### Problem requirements
Write out all of the entries exactly as given.

--- Start Data to use ---

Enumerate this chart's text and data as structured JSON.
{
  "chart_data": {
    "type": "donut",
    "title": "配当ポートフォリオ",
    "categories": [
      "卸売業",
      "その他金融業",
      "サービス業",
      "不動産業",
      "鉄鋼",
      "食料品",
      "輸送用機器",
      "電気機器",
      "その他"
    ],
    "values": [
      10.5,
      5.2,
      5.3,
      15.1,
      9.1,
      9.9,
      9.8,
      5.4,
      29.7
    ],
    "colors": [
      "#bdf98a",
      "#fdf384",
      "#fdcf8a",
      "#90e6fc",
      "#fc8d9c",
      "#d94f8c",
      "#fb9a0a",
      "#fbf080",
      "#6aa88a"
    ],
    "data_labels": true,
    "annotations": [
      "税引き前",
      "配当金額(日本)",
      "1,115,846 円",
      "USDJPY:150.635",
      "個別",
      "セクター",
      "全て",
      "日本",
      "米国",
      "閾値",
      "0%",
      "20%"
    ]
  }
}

--- End Data to use ---

### The reply
Enumerate this chart's text and data as structured JSON.
{
  "chart_data": {
    "type": "donut",
    "title": "配当ポートフォリオ",
    "categories": [
      "卸売業",
      "その他金融業",
      "サービス業",
      "不動産業",
      "鉄鋼",
      "食料品",
      "輸送用機器",
      "電気機器",
      "その他"
    ],
    "values": [
      10.5,
      5.2,
      5.3,
      15.1,
      9.1,
      9.9,
      9.8,
      5.4,
      29.7
    ],
    "colors": [
      "#bdf98a",
      "#fdf384",
      "#fdcf8a",
      "#90e6fc",
      "#fc8d9c",
      "#d94f8c",
      "#fb9a0a",
      "#fbf080",
      "#6aa88a"
    ],
    "data_labels": true,
    "annotations": [
      "税引き前",
      "配当金額(日本)",
      "1,115,846 円",
      "USDJPY:150.635",
      "個別",
      "セクター",
      "全て",
      "日本",
      "米国",
      "閾値",
      "0%",
      "20%"
    ]
  }
}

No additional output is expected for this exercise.